## What you will do
Extend the news piece about the "Candlelight Colonial Christmas" program at Thomas Stone National Historic Site, continuing after its last sentence.

## Text
++++++

Thomas Stone National Historic Site

National Park News

Staff and volunteers at Thomas Stone National Historic Site presented a “Candlelight Colonial Christmas” program on Saturday, December 13th. Arriving guests were greeted at the visitor center by a costumed ranger who offered transport to the Stone mansion by way of garlanded wagons – each drawn by a matched pair of work horses – for a ride back in time. Along a lantern-lit route, guests silently huddled against the brisk night air while the rhythmic clip-clops of horses’ hooves sounded their approach.

At the rides’ end, a warming bonfire and candle-lit windows beckoned in the darkening night as guests descended and hurried to an opening door at the west end of the mansion. With the wagon-load of guests gathered inside, costumed rangers and volunteers presented first-person vignettes of Christmas 1782 — the Stone’s last Christmas at their beloved “Haberdeventure.”

Led by ranger Scott Hill, who portrayed Thomas Stone – one of Maryland’s signers of the Declaration of Independence – other characters included Stone’s younger brother Michael Jenifer Stone, played by ranger Jay Moose, and his Uncle Daniel of St. Thomas Jenifer, played by volunteer Jim Scruggs. As they strolled through the lovely rooms decorated with fruits and native greens of holly and pine, guests learned that Thomas Stone was regretfully mulling over the need to turn operations of “Haberdeventure” over to his brother in the coming year because of his wife’s need for medical treatment as well as his call to duty at the state’s capital in Annapolis.  Discussions of what these future changes would mean filled the parlor that evening.

++++++

## Data
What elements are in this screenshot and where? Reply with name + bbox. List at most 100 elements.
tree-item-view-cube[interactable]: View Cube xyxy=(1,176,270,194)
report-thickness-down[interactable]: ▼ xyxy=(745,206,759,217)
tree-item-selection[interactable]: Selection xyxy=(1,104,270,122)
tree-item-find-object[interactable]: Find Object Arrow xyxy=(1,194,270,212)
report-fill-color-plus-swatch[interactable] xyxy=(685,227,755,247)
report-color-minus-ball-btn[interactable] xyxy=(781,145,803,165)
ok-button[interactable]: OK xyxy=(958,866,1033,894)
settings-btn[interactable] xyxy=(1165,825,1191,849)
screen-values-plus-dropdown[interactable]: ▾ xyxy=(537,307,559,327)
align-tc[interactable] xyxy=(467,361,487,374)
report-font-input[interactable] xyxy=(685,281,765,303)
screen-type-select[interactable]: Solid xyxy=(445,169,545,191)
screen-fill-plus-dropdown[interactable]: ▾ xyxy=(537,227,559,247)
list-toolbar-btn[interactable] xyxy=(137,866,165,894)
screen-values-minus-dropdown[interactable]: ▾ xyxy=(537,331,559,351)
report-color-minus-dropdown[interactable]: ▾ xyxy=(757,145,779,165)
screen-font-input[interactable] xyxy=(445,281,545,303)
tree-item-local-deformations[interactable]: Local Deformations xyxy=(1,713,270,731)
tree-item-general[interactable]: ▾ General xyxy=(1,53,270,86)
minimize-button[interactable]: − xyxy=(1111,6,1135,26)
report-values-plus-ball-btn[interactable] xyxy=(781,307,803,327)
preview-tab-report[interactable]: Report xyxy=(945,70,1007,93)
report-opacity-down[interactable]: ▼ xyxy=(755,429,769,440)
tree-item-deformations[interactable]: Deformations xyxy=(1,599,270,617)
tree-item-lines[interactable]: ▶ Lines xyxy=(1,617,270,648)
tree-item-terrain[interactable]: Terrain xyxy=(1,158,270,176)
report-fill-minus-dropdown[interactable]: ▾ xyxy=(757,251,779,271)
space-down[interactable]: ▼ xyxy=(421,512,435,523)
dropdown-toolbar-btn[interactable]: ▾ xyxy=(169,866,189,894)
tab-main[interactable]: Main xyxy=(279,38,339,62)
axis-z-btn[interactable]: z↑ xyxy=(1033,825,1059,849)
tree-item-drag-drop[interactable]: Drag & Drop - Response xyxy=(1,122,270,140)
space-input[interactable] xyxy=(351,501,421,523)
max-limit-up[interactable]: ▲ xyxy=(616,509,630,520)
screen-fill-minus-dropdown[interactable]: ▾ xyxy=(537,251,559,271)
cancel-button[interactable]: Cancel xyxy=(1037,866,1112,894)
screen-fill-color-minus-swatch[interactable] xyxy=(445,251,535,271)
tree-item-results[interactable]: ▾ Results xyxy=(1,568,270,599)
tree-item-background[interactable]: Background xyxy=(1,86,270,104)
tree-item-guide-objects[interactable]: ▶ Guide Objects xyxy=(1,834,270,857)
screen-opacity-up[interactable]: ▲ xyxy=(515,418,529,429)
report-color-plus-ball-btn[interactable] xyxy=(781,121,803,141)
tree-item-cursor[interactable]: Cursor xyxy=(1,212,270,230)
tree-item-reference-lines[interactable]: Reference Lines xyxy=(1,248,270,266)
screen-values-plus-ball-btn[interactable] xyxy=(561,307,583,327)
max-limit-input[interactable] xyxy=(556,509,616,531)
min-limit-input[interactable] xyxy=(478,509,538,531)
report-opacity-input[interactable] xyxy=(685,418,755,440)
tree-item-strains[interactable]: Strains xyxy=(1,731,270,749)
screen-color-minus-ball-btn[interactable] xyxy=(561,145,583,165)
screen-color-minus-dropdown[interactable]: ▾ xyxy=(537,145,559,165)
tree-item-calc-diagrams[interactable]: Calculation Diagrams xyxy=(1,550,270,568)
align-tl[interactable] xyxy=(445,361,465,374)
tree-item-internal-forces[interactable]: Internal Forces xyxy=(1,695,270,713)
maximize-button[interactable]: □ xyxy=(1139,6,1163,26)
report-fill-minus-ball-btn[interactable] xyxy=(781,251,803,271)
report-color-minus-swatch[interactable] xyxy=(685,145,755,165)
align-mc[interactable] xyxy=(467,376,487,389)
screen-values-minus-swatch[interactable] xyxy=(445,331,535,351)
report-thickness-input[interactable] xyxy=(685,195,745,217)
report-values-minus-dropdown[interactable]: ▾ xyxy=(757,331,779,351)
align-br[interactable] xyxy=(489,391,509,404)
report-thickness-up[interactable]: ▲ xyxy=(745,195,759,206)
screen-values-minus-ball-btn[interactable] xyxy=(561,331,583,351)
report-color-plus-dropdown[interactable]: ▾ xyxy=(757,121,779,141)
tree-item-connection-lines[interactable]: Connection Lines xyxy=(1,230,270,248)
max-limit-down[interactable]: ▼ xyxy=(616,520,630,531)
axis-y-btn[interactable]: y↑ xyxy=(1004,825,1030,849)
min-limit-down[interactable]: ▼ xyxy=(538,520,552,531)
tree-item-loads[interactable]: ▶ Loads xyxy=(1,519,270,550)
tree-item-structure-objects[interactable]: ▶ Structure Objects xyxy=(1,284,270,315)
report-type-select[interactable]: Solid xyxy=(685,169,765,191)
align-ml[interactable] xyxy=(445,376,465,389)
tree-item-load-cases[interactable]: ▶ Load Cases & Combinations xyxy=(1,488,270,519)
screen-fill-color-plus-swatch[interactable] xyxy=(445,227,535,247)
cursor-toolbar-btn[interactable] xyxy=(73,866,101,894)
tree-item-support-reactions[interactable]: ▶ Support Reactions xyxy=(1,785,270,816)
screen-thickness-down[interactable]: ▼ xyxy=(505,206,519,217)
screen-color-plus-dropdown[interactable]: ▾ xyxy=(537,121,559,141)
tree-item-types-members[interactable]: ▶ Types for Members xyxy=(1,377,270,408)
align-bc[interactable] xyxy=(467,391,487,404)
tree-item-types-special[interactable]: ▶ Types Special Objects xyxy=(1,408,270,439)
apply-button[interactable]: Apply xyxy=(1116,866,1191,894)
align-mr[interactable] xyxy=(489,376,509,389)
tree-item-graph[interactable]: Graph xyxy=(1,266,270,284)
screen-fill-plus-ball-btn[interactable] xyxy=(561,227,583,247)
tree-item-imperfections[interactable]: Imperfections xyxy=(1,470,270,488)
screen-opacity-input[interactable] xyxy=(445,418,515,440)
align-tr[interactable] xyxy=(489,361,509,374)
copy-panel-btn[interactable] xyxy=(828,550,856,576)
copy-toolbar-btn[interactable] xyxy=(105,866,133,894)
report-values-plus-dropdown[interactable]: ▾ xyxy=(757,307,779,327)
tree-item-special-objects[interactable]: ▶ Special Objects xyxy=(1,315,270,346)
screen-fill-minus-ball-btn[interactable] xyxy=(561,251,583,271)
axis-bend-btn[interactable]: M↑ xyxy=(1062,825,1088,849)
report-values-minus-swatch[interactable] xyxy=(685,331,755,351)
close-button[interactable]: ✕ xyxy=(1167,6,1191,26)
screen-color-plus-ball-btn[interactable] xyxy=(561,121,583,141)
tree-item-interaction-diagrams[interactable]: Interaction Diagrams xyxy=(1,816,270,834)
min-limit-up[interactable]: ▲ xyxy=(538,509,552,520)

++++++

## Result
In contrast to the actors’ heavy words of change and war’s end – the American Revolution had only drawn to close in the preceding months and English troops still resided in New York City – were the beautiful notes from a stringed-duet of violin and cello. Two remarkable students, Alex Hanna and Corey Bautista, played traditional holiday tunes in the hyphen, a connecting room of this famous five-part mansion. Volunteering from the local youth orchestra, these award-winning musicians heightened the festivities with their merry tunes sounding through mansion.  

Reminded of this guests’ long ride, Mr. Stone broke off from his “serious business” to wish his guests welcome and the merriest of holidays and to offer them libations and treats provided for their enjoyment by the Charles County Historic Trust. Hot cider, ham biscuits and cookies were an enjoyable treat on this cold winter evening in southern Maryland.

In its eighth year, the Thomas Stone NHS holiday celebration has become a tradition for local families, staff and volunteers.  Seeking respite from the bright lights, glitter and noise of our 21st century celebration, all who participate enjoy the night sky with only stars and firelight to punctuate the blackness and simple sounds of creaking wagons, melodic strings and human voices to spread the sounds of the season.  

This year, more than 200 guests enjoyed Thomas Stone’s holiday hospitality. The evening’s success more than compensated the staff and our wonderful volunteers and local associations for all their efforts.